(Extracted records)
————

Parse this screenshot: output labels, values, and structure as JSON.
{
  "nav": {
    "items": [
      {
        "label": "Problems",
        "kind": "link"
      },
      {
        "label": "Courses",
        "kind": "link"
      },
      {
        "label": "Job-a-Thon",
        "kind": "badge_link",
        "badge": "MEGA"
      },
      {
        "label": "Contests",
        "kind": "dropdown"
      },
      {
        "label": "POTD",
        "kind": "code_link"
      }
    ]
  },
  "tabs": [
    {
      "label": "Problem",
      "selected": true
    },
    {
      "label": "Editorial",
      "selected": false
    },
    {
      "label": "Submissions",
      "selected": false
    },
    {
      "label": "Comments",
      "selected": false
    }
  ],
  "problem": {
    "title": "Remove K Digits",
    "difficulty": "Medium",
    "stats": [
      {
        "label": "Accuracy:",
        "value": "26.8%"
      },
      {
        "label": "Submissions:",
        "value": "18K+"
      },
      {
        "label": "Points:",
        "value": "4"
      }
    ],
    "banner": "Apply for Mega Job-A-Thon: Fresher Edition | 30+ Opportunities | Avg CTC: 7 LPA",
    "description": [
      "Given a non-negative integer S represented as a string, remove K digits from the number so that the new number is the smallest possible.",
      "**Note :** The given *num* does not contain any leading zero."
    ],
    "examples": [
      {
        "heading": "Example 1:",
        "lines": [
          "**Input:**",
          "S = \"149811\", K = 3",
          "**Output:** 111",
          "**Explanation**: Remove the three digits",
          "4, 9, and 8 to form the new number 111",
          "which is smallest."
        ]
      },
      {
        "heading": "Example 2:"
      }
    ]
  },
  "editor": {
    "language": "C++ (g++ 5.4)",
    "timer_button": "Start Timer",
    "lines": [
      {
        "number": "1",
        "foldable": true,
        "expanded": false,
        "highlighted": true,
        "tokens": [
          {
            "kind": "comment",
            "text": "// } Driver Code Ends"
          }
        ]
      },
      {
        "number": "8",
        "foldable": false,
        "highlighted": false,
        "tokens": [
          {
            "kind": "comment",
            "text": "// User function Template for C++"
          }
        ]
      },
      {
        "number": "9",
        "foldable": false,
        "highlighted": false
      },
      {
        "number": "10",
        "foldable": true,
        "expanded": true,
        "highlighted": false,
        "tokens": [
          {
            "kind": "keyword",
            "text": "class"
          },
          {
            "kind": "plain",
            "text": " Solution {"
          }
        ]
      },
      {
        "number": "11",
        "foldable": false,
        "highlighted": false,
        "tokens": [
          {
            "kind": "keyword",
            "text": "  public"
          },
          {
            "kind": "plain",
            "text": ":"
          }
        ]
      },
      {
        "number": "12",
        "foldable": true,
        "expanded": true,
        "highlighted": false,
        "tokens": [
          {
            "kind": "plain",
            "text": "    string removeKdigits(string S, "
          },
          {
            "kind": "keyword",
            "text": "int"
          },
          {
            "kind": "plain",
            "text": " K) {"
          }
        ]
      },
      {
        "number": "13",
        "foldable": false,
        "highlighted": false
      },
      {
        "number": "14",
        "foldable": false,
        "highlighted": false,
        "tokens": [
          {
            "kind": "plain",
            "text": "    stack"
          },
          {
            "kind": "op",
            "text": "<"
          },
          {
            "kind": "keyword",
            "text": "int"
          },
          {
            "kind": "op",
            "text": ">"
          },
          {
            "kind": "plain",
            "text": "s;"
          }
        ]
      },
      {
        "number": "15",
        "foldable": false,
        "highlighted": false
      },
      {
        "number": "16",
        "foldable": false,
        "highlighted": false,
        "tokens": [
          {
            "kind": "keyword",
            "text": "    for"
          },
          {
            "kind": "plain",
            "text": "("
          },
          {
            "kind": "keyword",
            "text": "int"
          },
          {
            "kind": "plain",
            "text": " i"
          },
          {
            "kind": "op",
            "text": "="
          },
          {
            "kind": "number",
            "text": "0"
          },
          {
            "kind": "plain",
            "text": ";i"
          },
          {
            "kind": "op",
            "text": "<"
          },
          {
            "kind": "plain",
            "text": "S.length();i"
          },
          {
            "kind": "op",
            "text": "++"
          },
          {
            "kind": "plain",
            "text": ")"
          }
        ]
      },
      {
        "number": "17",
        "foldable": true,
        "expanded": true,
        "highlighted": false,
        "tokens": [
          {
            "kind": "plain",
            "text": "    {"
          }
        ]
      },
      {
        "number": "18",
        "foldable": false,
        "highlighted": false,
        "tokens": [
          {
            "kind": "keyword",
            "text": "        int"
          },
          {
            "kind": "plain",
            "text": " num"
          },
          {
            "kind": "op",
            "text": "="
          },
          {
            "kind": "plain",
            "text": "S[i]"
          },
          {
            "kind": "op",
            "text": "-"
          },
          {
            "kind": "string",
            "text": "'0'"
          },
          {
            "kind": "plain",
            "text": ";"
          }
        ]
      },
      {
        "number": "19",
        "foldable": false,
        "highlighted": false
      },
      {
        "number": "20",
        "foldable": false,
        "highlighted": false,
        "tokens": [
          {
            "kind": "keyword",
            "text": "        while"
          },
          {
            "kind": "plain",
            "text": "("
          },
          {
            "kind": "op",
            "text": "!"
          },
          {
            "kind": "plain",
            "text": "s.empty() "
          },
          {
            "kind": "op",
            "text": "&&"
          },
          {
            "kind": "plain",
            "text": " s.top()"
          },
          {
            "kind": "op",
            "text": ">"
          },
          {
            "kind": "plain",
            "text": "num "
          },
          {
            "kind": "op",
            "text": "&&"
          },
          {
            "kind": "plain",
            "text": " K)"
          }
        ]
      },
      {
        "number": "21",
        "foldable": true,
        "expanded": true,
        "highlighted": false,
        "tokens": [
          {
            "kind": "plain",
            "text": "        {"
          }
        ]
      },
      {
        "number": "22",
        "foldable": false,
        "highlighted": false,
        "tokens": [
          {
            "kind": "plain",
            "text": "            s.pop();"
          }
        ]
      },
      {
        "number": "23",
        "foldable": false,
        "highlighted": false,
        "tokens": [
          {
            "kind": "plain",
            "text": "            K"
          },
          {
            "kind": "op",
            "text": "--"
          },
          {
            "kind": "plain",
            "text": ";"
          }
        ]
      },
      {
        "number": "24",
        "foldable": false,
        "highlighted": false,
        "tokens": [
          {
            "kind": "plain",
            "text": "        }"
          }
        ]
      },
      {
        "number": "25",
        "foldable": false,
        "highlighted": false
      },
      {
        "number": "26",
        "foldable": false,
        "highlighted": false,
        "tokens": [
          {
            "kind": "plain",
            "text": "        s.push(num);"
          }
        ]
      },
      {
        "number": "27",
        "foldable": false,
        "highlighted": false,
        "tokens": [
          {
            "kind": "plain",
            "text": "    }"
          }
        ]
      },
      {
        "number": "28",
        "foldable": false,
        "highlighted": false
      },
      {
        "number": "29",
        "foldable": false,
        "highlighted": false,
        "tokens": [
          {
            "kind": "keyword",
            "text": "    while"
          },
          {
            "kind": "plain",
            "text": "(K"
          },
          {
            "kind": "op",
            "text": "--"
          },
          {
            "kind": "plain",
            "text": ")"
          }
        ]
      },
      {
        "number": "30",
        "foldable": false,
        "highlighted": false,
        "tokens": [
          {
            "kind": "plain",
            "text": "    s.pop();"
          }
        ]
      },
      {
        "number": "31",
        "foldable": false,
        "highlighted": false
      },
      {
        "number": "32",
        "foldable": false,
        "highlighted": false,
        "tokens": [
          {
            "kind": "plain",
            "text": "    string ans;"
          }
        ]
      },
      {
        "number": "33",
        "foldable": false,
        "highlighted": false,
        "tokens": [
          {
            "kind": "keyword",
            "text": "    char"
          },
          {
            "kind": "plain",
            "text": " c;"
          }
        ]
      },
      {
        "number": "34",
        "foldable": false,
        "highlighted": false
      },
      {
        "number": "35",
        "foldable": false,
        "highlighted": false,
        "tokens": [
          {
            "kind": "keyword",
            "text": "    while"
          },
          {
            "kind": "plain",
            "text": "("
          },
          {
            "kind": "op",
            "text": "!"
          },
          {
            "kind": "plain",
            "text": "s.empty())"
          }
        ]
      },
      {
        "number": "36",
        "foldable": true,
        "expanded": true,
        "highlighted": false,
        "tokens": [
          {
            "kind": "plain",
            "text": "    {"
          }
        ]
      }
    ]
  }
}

————

## [Task details]
Tally up the lines holding the word "Thon" in the data above, and answer with that figure only.

## [Solution to this problem]
2